> _Entries_:
=-=-=-=-=

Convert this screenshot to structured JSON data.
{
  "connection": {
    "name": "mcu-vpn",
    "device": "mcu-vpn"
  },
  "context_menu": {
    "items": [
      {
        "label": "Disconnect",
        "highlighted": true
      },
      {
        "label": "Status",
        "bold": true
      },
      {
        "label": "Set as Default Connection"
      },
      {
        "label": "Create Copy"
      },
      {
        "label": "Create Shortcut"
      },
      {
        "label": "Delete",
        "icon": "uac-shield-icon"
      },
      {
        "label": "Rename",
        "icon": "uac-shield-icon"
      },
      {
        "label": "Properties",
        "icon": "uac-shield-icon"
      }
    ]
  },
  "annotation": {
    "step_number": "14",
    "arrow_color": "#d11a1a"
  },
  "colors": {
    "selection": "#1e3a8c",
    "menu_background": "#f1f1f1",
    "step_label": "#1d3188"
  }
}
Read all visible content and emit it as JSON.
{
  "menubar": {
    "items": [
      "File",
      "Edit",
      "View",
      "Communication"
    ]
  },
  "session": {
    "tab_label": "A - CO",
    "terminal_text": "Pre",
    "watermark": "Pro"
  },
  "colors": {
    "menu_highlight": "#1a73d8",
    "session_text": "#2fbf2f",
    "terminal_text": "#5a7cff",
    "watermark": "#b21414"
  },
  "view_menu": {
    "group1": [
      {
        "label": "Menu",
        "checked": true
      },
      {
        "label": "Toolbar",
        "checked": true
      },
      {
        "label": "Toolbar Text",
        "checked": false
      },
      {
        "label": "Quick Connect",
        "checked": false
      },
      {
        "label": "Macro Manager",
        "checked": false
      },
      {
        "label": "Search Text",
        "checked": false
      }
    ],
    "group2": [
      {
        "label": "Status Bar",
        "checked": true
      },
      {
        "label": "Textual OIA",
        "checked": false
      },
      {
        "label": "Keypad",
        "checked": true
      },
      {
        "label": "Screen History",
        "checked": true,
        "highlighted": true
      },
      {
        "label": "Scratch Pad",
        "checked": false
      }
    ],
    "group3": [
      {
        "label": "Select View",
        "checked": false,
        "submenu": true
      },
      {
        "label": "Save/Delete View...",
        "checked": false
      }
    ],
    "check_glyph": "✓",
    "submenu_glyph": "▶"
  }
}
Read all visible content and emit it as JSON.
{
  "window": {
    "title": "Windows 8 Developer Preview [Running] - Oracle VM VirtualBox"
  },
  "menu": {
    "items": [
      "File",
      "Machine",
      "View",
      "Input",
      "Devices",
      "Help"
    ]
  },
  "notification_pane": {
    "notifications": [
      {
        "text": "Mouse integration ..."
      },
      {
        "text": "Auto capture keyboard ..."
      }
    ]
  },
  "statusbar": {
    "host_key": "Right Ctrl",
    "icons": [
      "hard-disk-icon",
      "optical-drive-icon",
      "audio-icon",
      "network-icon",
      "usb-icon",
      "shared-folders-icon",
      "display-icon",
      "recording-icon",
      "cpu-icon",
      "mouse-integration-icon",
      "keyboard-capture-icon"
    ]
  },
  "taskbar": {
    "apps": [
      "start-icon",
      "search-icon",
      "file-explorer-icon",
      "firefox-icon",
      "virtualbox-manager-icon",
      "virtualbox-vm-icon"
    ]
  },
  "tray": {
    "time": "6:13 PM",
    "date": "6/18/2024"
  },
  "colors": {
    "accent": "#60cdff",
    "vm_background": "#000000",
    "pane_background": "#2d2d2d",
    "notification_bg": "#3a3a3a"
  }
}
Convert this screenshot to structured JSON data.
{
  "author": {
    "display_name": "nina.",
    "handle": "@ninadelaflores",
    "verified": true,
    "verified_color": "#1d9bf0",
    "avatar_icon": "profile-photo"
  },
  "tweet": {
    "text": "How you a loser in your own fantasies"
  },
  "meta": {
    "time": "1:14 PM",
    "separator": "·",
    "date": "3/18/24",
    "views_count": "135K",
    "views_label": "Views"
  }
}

=-=-=-=-=

> _Task details_: Take the lines above and print them exactly.

> _Correct response_:
Convert this screenshot to structured JSON data.
{
  "connection": {
    "name": "mcu-vpn",
    "device": "mcu-vpn"
  },
  "context_menu": {
    "items": [
      {
        "label": "Disconnect",
        "highlighted": true
      },
      {
        "label": "Status",
        "bold": true
      },
      {
        "label": "Set as Default Connection"
      },
      {
        "label": "Create Copy"
      },
      {
        "label": "Create Shortcut"
      },
      {
        "label": "Delete",
        "icon": "uac-shield-icon"
      },
      {
        "label": "Rename",
        "icon": "uac-shield-icon"
      },
      {
        "label": "Properties",
        "icon": "uac-shield-icon"
      }
    ]
  },
  "annotation": {
    "step_number": "14",
    "arrow_color": "#d11a1a"
  },
  "colors": {
    "selection": "#1e3a8c",
    "menu_background": "#f1f1f1",
    "step_label": "#1d3188"
  }
}
Read all visible content and emit it as JSON.
{
  "menubar": {
    "items": [
      "File",
      "Edit",
      "View",
      "Communication"
    ]
  },
  "session": {
    "tab_label": "A - CO",
    "terminal_text": "Pre",
    "watermark": "Pro"
  },
  "colors": {
    "menu_highlight": "#1a73d8",
    "session_text": "#2fbf2f",
    "terminal_text": "#5a7cff",
    "watermark": "#b21414"
  },
  "view_menu": {
    "group1": [
      {
        "label": "Menu",
        "checked": true
      },
      {
        "label": "Toolbar",
        "checked": true
      },
      {
        "label": "Toolbar Text",
        "checked": false
      },
      {
        "label": "Quick Connect",
        "checked": false
      },
      {
        "label": "Macro Manager",
        "checked": false
      },
      {
        "label": "Search Text",
        "checked": false
      }
    ],
    "group2": [
      {
        "label": "Status Bar",
        "checked": true
      },
      {
        "label": "Textual OIA",
        "checked": false
      },
      {
        "label": "Keypad",
        "checked": true
      },
      {
        "label": "Screen History",
        "checked": true,
        "highlighted": true
      },
      {
        "label": "Scratch Pad",
        "checked": false
      }
    ],
    "group3": [
      {
        "label": "Select View",
        "checked": false,
        "submenu": true
      },
      {
        "label": "Save/Delete View...",
        "checked": false
      }
    ],
    "check_glyph": "✓",
    "submenu_glyph": "▶"
  }
}
Read all visible content and emit it as JSON.
{
  "window": {
    "title": "Windows 8 Developer Preview [Running] - Oracle VM VirtualBox"
  },
  "menu": {
    "items": [
      "File",
      "Machine",
      "View",
      "Input",
      "Devices",
      "Help"
    ]
  },
  "notification_pane": {
    "notifications": [
      {
        "text": "Mouse integration ..."
      },
      {
        "text": "Auto capture keyboard ..."
      }
    ]
  },
  "statusbar": {
    "host_key": "Right Ctrl",
    "icons": [
      "hard-disk-icon",
      "optical-drive-icon",
      "audio-icon",
      "network-icon",
      "usb-icon",
      "shared-folders-icon",
      "display-icon",
      "recording-icon",
      "cpu-icon",
      "mouse-integration-icon",
      "keyboard-capture-icon"
    ]
  },
  "taskbar": {
    "apps": [
      "start-icon",
      "search-icon",
      "file-explorer-icon",
      "firefox-icon",
      "virtualbox-manager-icon",
      "virtualbox-vm-icon"
    ]
  },
  "tray": {
    "time": "6:13 PM",
    "date": "6/18/2024"
  },
  "colors": {
    "accent": "#60cdff",
    "vm_background": "#000000",
    "pane_background": "#2d2d2d",
    "notification_bg": "#3a3a3a"
  }
}
Convert this screenshot to structured JSON data.
{
  "author": {
    "display_name": "nina.",
    "handle": "@ninadelaflores",
    "verified": true,
    "verified_color": "#1d9bf0",
    "avatar_icon": "profile-photo"
  },
  "tweet": {
    "text": "How you a loser in your own fantasies"
  },
  "meta": {
    "time": "1:14 PM",
    "separator": "·",
    "date": "3/18/24",
    "views_count": "135K",
    "views_label": "Views"
  }
}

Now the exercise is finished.